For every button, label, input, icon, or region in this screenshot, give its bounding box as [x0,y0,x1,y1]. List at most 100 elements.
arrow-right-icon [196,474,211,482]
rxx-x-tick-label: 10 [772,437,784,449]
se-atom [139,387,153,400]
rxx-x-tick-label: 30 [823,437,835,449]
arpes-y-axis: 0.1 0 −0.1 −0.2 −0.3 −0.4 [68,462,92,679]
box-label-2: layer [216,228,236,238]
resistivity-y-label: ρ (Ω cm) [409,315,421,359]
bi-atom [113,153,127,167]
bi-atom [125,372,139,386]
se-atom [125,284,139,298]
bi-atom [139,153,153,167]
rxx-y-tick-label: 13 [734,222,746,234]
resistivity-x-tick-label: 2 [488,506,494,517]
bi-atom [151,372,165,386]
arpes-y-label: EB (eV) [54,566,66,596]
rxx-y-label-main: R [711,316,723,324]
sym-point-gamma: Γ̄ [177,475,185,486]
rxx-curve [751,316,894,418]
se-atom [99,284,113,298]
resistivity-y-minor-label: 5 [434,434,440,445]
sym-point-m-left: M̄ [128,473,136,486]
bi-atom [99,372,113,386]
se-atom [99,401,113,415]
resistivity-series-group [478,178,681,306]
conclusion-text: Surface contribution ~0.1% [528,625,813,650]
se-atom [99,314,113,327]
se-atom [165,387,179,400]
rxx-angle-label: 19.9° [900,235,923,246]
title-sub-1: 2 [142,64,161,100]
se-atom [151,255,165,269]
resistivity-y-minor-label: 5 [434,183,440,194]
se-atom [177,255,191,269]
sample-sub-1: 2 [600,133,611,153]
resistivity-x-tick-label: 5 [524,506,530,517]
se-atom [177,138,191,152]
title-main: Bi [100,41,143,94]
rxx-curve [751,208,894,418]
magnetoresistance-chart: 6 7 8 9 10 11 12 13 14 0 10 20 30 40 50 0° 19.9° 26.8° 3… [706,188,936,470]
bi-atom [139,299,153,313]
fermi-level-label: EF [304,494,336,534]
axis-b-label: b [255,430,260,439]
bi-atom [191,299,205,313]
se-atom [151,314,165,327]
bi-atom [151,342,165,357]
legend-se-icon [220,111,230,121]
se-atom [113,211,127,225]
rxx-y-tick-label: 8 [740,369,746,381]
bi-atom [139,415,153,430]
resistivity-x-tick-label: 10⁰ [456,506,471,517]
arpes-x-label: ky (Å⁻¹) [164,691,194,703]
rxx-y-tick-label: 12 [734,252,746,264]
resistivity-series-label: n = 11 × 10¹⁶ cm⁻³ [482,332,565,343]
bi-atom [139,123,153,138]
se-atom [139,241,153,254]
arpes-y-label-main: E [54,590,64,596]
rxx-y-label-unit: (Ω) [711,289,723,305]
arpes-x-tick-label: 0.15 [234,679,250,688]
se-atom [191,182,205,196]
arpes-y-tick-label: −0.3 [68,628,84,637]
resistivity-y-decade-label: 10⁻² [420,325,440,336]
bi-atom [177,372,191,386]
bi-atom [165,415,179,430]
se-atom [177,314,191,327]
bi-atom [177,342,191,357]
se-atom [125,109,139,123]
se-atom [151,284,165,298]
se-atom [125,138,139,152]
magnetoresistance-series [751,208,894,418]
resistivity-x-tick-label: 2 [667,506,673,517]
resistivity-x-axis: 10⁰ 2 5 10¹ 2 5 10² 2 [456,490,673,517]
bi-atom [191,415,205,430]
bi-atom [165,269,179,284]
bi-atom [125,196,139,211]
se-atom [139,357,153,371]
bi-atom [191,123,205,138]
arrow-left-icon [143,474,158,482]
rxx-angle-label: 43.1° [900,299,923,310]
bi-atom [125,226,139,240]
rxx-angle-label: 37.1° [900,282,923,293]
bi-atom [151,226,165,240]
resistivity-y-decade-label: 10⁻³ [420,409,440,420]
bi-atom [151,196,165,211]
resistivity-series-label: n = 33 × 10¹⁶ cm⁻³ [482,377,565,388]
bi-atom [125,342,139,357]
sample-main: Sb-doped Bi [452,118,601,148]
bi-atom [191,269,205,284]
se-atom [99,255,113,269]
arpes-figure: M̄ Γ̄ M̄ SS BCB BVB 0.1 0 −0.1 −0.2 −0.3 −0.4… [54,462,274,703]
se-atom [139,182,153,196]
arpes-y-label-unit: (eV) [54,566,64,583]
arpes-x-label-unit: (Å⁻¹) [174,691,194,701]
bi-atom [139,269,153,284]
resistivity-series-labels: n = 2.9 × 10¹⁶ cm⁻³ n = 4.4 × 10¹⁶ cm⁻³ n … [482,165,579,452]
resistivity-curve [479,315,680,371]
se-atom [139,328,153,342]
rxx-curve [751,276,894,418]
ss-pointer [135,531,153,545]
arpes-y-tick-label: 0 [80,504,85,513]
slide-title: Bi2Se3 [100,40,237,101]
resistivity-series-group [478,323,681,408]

(To do):
Could you write out all of the lines above verbatim, keeping every character, number and bracket unchanged?

(Answer for the task):
For every button, label, input, icon, or region in this screenshot, give its bounding box as [x0,y0,x1,y1]. List at most 100 elements.
arrow-right-icon [196,474,211,482]
rxx-x-tick-label: 10 [772,437,784,449]
se-atom [139,387,153,400]
rxx-x-tick-label: 30 [823,437,835,449]
arpes-y-axis: 0.1 0 −0.1 −0.2 −0.3 −0.4 [68,462,92,679]
box-label-2: layer [216,228,236,238]
resistivity-y-label: ρ (Ω cm) [409,315,421,359]
bi-atom [113,153,127,167]
bi-atom [125,372,139,386]
se-atom [125,284,139,298]
bi-atom [139,153,153,167]
rxx-y-tick-label: 13 [734,222,746,234]
resistivity-x-tick-label: 2 [488,506,494,517]
bi-atom [151,372,165,386]
arpes-y-label: EB (eV) [54,566,66,596]
rxx-y-label-main: R [711,316,723,324]
sym-point-gamma: Γ̄ [177,475,185,486]
rxx-curve [751,316,894,418]
se-atom [99,284,113,298]
resistivity-y-minor-label: 5 [434,434,440,445]
sym-point-m-left: M̄ [128,473,136,486]
bi-atom [99,372,113,386]
se-atom [99,401,113,415]
resistivity-series-group [478,178,681,306]
conclusion-text: Surface contribution ~0.1% [528,625,813,650]
se-atom [99,314,113,327]
se-atom [165,387,179,400]
rxx-angle-label: 19.9° [900,235,923,246]
title-sub-1: 2 [142,64,161,100]
se-atom [151,255,165,269]
resistivity-y-minor-label: 5 [434,183,440,194]
se-atom [177,255,191,269]
sample-sub-1: 2 [600,133,611,153]
resistivity-x-tick-label: 5 [524,506,530,517]
se-atom [177,138,191,152]
title-main: Bi [100,41,143,94]
rxx-curve [751,208,894,418]
magnetoresistance-chart: 6 7 8 9 10 11 12 13 14 0 10 20 30 40 50 0° 19.9° 26.8° 3… [706,188,936,470]
bi-atom [139,299,153,313]
fermi-level-label: EF [304,494,336,534]
axis-b-label: b [255,430,260,439]
bi-atom [191,299,205,313]
se-atom [151,314,165,327]
bi-atom [151,342,165,357]
legend-se-icon [220,111,230,121]
se-atom [113,211,127,225]
rxx-y-tick-label: 8 [740,369,746,381]
bi-atom [139,415,153,430]
resistivity-x-tick-label: 10⁰ [456,506,471,517]
arpes-x-label: ky (Å⁻¹) [164,691,194,703]
rxx-y-tick-label: 12 [734,252,746,264]
resistivity-series-label: n = 11 × 10¹⁶ cm⁻³ [482,332,565,343]
bi-atom [139,123,153,138]
se-atom [139,241,153,254]
arpes-y-label-main: E [54,590,64,596]
rxx-y-label-unit: (Ω) [711,289,723,305]
arpes-x-tick-label: 0.15 [234,679,250,688]
se-atom [191,182,205,196]
arpes-y-tick-label: −0.3 [68,628,84,637]
resistivity-y-decade-label: 10⁻² [420,325,440,336]
bi-atom [177,372,191,386]
bi-atom [165,415,179,430]
se-atom [177,314,191,327]
bi-atom [177,342,191,357]
se-atom [125,109,139,123]
se-atom [151,284,165,298]
se-atom [125,138,139,152]
magnetoresistance-series [751,208,894,418]
resistivity-x-tick-label: 2 [667,506,673,517]
resistivity-x-axis: 10⁰ 2 5 10¹ 2 5 10² 2 [456,490,673,517]
bi-atom [191,415,205,430]
bi-atom [165,269,179,284]
bi-atom [125,196,139,211]
se-atom [139,357,153,371]
bi-atom [191,123,205,138]
arrow-left-icon [143,474,158,482]
rxx-angle-label: 43.1° [900,299,923,310]
bi-atom [125,226,139,240]
rxx-angle-label: 37.1° [900,282,923,293]
bi-atom [151,226,165,240]
resistivity-y-decade-label: 10⁻³ [420,409,440,420]
bi-atom [151,196,165,211]
resistivity-series-label: n = 33 × 10¹⁶ cm⁻³ [482,377,565,388]
bi-atom [125,342,139,357]
sample-main: Sb-doped Bi [452,118,601,148]
bi-atom [191,269,205,284]
se-atom [99,255,113,269]
arpes-figure: M̄ Γ̄ M̄ SS BCB BVB 0.1 0 −0.1 −0.2 −0.3 −0.4… [54,462,274,703]
se-atom [139,182,153,196]
arpes-y-label-unit: (eV) [54,566,64,583]
arpes-x-label-unit: (Å⁻¹) [174,691,194,701]
bi-atom [139,269,153,284]
resistivity-series-labels: n = 2.9 × 10¹⁶ cm⁻³ n = 4.4 × 10¹⁶ cm⁻³ n … [482,165,579,452]
resistivity-curve [479,315,680,371]
se-atom [139,328,153,342]
rxx-curve [751,276,894,418]
ss-pointer [135,531,153,545]
arpes-y-tick-label: 0 [80,504,85,513]
slide-title: Bi2Se3 [100,40,237,101]
resistivity-series-group [478,323,681,408]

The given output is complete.